* AIM: Your task is to transcribe the data in full.

Data extracted from a collection
┌────────
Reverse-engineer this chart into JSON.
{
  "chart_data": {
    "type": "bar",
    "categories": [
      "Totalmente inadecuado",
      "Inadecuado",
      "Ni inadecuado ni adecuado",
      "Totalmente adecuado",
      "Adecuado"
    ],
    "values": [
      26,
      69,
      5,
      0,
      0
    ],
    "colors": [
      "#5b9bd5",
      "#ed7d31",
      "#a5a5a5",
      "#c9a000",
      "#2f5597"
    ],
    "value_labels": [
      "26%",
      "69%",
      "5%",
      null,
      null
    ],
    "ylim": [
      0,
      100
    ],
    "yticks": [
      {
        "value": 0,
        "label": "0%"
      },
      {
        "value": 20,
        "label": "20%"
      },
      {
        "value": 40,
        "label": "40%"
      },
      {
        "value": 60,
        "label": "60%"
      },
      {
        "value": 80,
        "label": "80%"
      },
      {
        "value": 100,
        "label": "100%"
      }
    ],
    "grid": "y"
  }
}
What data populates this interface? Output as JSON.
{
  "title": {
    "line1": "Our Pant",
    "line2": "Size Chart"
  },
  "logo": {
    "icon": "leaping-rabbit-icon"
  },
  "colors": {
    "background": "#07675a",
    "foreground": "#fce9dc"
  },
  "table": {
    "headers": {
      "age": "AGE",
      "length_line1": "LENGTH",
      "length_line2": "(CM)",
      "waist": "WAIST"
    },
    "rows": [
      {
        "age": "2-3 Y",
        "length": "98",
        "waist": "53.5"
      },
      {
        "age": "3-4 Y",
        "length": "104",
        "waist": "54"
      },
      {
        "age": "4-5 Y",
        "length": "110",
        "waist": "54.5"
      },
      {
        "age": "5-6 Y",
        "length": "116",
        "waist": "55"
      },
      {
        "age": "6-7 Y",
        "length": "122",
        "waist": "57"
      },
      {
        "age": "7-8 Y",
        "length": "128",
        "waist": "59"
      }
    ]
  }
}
└────────
* TASK SOLUTION:
Reverse-engineer this chart into JSON.
{
  "chart_data": {
    "type": "bar",
    "categories": [
      "Totalmente inadecuado",
      "Inadecuado",
      "Ni inadecuado ni adecuado",
      "Totalmente adecuado",
      "Adecuado"
    ],
    "values": [
      26,
      69,
      5,
      0,
      0
    ],
    "colors": [
      "#5b9bd5",
      "#ed7d31",
      "#a5a5a5",
      "#c9a000",
      "#2f5597"
    ],
    "value_labels": [
      "26%",
      "69%",
      "5%",
      null,
      null
    ],
    "ylim": [
      0,
      100
    ],
    "yticks": [
      {
        "value": 0,
        "label": "0%"
      },
      {
        "value": 20,
        "label": "20%"
      },
      {
        "value": 40,
        "label": "40%"
      },
      {
        "value": 60,
        "label": "60%"
      },
      {
        "value": 80,
        "label": "80%"
      },
      {
        "value": 100,
        "label": "100%"
      }
    ],
    "grid": "y"
  }
}
What data populates this interface? Output as JSON.
{
  "title": {
    "line1": "Our Pant",
    "line2": "Size Chart"
  },
  "logo": {
    "icon": "leaping-rabbit-icon"
  },
  "colors": {
    "background": "#07675a",
    "foreground": "#fce9dc"
  },
  "table": {
    "headers": {
      "age": "AGE",
      "length_line1": "LENGTH",
      "length_line2": "(CM)",
      "waist": "WAIST"
    },
    "rows": [
      {
        "age": "2-3 Y",
        "length": "98",
        "waist": "53.5"
      },
      {
        "age": "3-4 Y",
        "length": "104",
        "waist": "54"
      },
      {
        "age": "4-5 Y",
        "length": "110",
        "waist": "54.5"
      },
      {
        "age": "5-6 Y",
        "length": "116",
        "waist": "55"
      },
      {
        "age": "6-7 Y",
        "length": "122",
        "waist": "57"
      },
      {
        "age": "7-8 Y",
        "length": "128",
        "waist": "59"
      }
    ]
  }
}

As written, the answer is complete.